[Start of DATASET ROWS]

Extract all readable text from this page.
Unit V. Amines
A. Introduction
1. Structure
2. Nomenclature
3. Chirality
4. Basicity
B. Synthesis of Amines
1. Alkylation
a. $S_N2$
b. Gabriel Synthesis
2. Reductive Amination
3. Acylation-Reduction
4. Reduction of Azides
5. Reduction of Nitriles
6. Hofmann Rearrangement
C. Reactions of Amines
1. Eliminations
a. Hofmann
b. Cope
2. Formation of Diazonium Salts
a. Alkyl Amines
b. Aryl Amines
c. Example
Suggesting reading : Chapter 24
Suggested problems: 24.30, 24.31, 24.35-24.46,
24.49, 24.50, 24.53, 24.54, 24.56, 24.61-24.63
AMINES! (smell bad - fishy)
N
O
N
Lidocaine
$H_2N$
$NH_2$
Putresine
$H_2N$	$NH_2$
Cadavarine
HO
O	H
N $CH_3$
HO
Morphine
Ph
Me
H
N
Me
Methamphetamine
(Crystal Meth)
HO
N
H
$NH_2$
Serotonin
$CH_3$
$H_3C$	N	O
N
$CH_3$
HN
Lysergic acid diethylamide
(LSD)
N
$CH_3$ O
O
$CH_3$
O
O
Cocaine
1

[End of DATASET ROWS]
[Start of DATASET ROWS]

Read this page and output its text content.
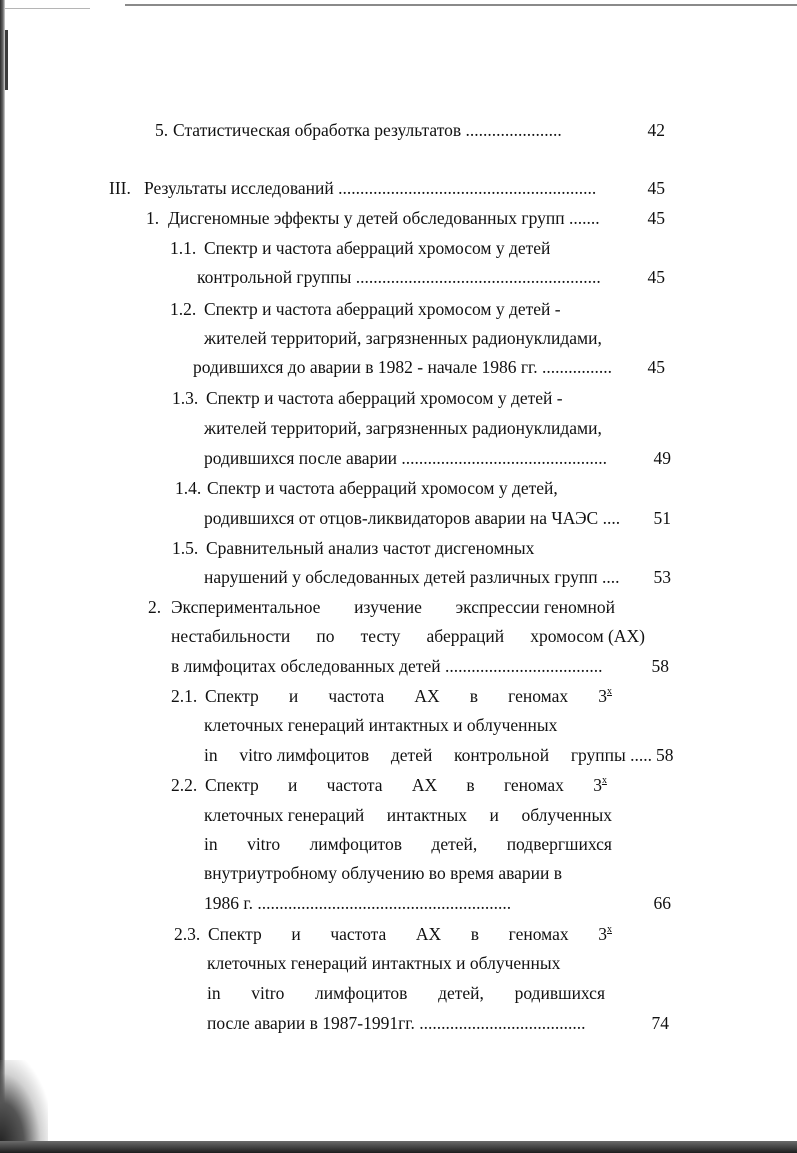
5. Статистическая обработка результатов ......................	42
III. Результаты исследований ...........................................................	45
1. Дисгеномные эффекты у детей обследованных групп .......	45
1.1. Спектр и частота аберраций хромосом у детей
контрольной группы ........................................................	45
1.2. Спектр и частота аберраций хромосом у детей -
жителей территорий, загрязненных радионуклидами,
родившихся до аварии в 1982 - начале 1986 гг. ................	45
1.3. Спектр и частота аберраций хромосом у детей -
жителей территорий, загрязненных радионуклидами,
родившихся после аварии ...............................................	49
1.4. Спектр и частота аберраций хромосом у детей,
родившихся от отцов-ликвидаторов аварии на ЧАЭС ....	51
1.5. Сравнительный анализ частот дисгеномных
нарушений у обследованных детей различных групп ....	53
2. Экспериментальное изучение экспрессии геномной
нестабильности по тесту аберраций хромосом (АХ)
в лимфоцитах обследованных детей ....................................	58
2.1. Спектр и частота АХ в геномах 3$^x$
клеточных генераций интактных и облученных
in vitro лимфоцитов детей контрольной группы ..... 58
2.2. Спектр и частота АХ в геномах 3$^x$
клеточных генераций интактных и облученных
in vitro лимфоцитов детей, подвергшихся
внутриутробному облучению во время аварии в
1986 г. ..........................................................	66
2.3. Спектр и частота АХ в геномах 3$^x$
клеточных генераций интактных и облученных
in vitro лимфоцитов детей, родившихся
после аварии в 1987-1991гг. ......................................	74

[End of DATASET ROWS]
[Start of DATASET ROWS]

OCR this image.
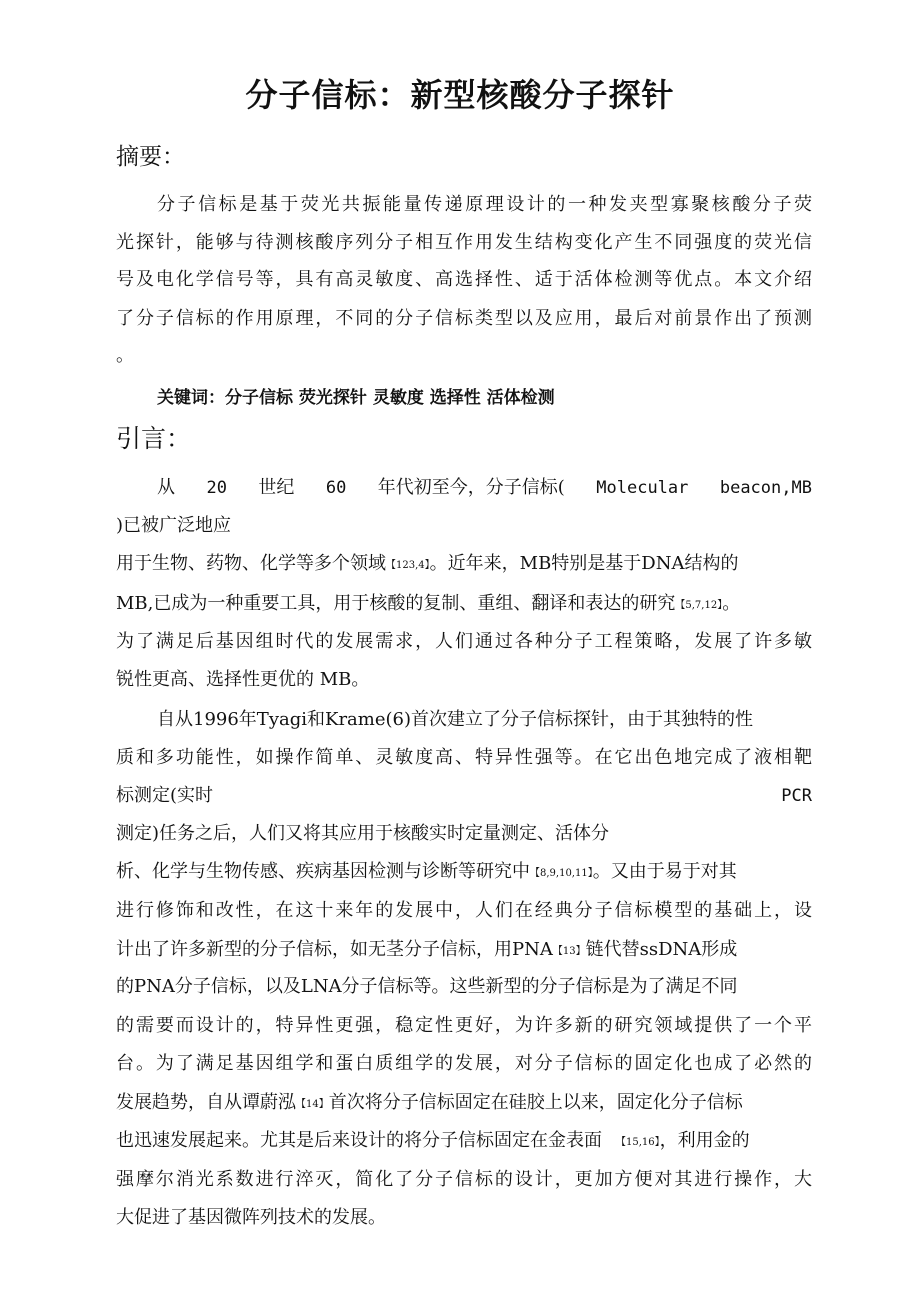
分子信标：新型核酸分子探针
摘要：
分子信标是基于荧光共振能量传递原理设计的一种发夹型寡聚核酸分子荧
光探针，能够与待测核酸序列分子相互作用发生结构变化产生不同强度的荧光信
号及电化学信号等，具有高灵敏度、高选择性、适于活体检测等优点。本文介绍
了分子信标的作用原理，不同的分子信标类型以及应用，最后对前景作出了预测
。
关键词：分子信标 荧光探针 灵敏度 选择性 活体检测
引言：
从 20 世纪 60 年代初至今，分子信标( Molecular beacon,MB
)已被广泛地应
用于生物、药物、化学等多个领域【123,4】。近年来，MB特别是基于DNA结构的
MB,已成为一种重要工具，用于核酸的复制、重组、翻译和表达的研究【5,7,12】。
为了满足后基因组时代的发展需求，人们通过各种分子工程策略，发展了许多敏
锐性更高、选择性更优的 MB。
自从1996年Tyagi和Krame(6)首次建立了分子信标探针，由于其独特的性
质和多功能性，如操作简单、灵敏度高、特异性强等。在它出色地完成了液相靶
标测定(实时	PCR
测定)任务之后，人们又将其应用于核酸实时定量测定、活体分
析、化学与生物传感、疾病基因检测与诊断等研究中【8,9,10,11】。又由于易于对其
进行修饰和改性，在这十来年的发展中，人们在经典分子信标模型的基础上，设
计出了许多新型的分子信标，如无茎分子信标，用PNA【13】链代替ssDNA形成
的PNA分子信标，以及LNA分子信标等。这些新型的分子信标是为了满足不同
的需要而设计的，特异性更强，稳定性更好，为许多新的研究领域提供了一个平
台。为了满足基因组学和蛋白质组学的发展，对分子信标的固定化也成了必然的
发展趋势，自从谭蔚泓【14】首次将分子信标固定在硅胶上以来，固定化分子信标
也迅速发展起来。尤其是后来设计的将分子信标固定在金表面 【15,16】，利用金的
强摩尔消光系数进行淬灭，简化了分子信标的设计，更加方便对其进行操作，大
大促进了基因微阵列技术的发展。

[End of DATASET ROWS]

WORK TO DO =>
List the lines of the records where "vitro" occurs.

COMPLETE RESPONSE =>
in vitro лимфоцитов детей контрольной группы ..... 58
in vitro лимфоцитов детей, подвергшихся
in vitro лимфоцитов детей, родившихся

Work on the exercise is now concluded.